Dataset rows about figures
Begin

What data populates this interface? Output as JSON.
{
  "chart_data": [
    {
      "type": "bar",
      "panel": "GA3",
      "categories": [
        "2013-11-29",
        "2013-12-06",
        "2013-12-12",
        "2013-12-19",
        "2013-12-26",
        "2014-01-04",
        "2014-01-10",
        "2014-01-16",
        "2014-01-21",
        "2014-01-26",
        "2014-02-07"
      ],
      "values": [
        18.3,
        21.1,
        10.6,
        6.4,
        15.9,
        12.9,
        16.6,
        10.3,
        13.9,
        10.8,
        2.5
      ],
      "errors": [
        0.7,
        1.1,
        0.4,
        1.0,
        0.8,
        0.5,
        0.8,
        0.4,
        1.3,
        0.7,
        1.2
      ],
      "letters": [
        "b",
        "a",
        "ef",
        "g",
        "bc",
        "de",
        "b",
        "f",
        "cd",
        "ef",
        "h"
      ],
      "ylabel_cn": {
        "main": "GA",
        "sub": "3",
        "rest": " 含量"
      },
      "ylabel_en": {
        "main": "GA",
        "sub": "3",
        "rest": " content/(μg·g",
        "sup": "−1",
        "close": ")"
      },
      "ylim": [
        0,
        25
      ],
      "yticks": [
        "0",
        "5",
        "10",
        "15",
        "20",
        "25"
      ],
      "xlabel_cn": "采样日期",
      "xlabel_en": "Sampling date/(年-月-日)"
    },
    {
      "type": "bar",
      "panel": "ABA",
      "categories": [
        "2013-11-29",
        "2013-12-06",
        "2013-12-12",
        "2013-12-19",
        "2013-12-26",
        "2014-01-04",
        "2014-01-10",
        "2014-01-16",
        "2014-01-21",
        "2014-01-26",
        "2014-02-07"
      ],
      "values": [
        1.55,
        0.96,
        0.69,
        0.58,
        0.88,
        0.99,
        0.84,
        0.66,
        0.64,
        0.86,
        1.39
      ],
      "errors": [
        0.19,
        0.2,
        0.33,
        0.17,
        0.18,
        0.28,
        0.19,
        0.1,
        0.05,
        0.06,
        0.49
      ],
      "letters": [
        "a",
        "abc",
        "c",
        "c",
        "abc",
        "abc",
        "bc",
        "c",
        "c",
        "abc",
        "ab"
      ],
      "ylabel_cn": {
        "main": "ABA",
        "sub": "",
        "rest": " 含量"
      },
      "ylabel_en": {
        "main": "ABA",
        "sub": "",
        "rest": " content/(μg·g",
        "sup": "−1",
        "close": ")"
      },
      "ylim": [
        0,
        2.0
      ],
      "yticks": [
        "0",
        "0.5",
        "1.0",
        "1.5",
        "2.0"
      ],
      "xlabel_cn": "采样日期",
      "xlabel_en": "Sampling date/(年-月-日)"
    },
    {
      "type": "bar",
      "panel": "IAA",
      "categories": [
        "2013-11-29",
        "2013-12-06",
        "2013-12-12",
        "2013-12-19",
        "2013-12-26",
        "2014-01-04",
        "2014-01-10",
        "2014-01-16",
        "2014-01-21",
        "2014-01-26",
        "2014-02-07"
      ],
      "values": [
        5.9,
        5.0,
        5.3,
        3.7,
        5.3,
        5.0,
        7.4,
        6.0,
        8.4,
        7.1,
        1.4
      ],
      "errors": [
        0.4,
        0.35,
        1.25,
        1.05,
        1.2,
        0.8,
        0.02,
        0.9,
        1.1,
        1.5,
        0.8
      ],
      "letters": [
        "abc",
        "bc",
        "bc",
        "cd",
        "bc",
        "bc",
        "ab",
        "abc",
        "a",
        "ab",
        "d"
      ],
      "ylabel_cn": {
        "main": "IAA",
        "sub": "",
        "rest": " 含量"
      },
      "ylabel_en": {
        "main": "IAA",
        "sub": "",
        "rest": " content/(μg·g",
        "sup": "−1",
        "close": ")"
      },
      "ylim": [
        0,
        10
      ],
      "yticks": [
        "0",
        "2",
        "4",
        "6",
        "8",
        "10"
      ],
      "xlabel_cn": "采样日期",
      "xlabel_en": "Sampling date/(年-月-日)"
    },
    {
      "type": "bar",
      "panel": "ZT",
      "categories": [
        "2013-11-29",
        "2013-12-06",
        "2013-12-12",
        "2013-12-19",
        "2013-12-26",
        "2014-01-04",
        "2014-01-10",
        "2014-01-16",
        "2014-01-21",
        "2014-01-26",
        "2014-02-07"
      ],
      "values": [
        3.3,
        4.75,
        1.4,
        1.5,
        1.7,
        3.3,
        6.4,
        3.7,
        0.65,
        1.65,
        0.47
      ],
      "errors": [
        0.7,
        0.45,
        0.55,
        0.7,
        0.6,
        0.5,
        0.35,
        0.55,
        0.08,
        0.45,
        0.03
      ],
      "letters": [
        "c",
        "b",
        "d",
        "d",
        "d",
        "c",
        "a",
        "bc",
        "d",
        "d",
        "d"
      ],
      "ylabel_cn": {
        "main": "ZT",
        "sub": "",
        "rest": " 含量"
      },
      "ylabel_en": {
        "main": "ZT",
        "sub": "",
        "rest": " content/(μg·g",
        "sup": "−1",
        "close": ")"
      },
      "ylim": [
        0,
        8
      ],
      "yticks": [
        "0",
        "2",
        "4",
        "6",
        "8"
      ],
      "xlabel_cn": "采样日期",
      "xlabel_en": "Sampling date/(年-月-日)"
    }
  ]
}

End

**WHAT TO PRODUCE:** Repeat the data above, word for word.

**OUTPUT FOR THIS TASK:**
What data populates this interface? Output as JSON.
{
  "chart_data": [
    {
      "type": "bar",
      "panel": "GA3",
      "categories": [
        "2013-11-29",
        "2013-12-06",
        "2013-12-12",
        "2013-12-19",
        "2013-12-26",
        "2014-01-04",
        "2014-01-10",
        "2014-01-16",
        "2014-01-21",
        "2014-01-26",
        "2014-02-07"
      ],
      "values": [
        18.3,
        21.1,
        10.6,
        6.4,
        15.9,
        12.9,
        16.6,
        10.3,
        13.9,
        10.8,
        2.5
      ],
      "errors": [
        0.7,
        1.1,
        0.4,
        1.0,
        0.8,
        0.5,
        0.8,
        0.4,
        1.3,
        0.7,
        1.2
      ],
      "letters": [
        "b",
        "a",
        "ef",
        "g",
        "bc",
        "de",
        "b",
        "f",
        "cd",
        "ef",
        "h"
      ],
      "ylabel_cn": {
        "main": "GA",
        "sub": "3",
        "rest": " 含量"
      },
      "ylabel_en": {
        "main": "GA",
        "sub": "3",
        "rest": " content/(μg·g",
        "sup": "−1",
        "close": ")"
      },
      "ylim": [
        0,
        25
      ],
      "yticks": [
        "0",
        "5",
        "10",
        "15",
        "20",
        "25"
      ],
      "xlabel_cn": "采样日期",
      "xlabel_en": "Sampling date/(年-月-日)"
    },
    {
      "type": "bar",
      "panel": "ABA",
      "categories": [
        "2013-11-29",
        "2013-12-06",
        "2013-12-12",
        "2013-12-19",
        "2013-12-26",
        "2014-01-04",
        "2014-01-10",
        "2014-01-16",
        "2014-01-21",
        "2014-01-26",
        "2014-02-07"
      ],
      "values": [
        1.55,
        0.96,
        0.69,
        0.58,
        0.88,
        0.99,
        0.84,
        0.66,
        0.64,
        0.86,
        1.39
      ],
      "errors": [
        0.19,
        0.2,
        0.33,
        0.17,
        0.18,
        0.28,
        0.19,
        0.1,
        0.05,
        0.06,
        0.49
      ],
      "letters": [
        "a",
        "abc",
        "c",
        "c",
        "abc",
        "abc",
        "bc",
        "c",
        "c",
        "abc",
        "ab"
      ],
      "ylabel_cn": {
        "main": "ABA",
        "sub": "",
        "rest": " 含量"
      },
      "ylabel_en": {
        "main": "ABA",
        "sub": "",
        "rest": " content/(μg·g",
        "sup": "−1",
        "close": ")"
      },
      "ylim": [
        0,
        2.0
      ],
      "yticks": [
        "0",
        "0.5",
        "1.0",
        "1.5",
        "2.0"
      ],
      "xlabel_cn": "采样日期",
      "xlabel_en": "Sampling date/(年-月-日)"
    },
    {
      "type": "bar",
      "panel": "IAA",
      "categories": [
        "2013-11-29",
        "2013-12-06",
        "2013-12-12",
        "2013-12-19",
        "2013-12-26",
        "2014-01-04",
        "2014-01-10",
        "2014-01-16",
        "2014-01-21",
        "2014-01-26",
        "2014-02-07"
      ],
      "values": [
        5.9,
        5.0,
        5.3,
        3.7,
        5.3,
        5.0,
        7.4,
        6.0,
        8.4,
        7.1,
        1.4
      ],
      "errors": [
        0.4,
        0.35,
        1.25,
        1.05,
        1.2,
        0.8,
        0.02,
        0.9,
        1.1,
        1.5,
        0.8
      ],
      "letters": [
        "abc",
        "bc",
        "bc",
        "cd",
        "bc",
        "bc",
        "ab",
        "abc",
        "a",
        "ab",
        "d"
      ],
      "ylabel_cn": {
        "main": "IAA",
        "sub": "",
        "rest": " 含量"
      },
      "ylabel_en": {
        "main": "IAA",
        "sub": "",
        "rest": " content/(μg·g",
        "sup": "−1",
        "close": ")"
      },
      "ylim": [
        0,
        10
      ],
      "yticks": [
        "0",
        "2",
        "4",
        "6",
        "8",
        "10"
      ],
      "xlabel_cn": "采样日期",
      "xlabel_en": "Sampling date/(年-月-日)"
    },
    {
      "type": "bar",
      "panel": "ZT",
      "categories": [
        "2013-11-29",
        "2013-12-06",
        "2013-12-12",
        "2013-12-19",
        "2013-12-26",
        "2014-01-04",
        "2014-01-10",
        "2014-01-16",
        "2014-01-21",
        "2014-01-26",
        "2014-02-07"
      ],
      "values": [
        3.3,
        4.75,
        1.4,
        1.5,
        1.7,
        3.3,
        6.4,
        3.7,
        0.65,
        1.65,
        0.47
      ],
      "errors": [
        0.7,
        0.45,
        0.55,
        0.7,
        0.6,
        0.5,
        0.35,
        0.55,
        0.08,
        0.45,
        0.03
      ],
      "letters": [
        "c",
        "b",
        "d",
        "d",
        "d",
        "c",
        "a",
        "bc",
        "d",
        "d",
        "d"
      ],
      "ylabel_cn": {
        "main": "ZT",
        "sub": "",
        "rest": " 含量"
      },
      "ylabel_en": {
        "main": "ZT",
        "sub": "",
        "rest": " content/(μg·g",
        "sup": "−1",
        "close": ")"
      },
      "ylim": [
        0,
        8
      ],
      "yticks": [
        "0",
        "2",
        "4",
        "6",
        "8"
      ],
      "xlabel_cn": "采样日期",
      "xlabel_en": "Sampling date/(年-月-日)"
    }
  ]
}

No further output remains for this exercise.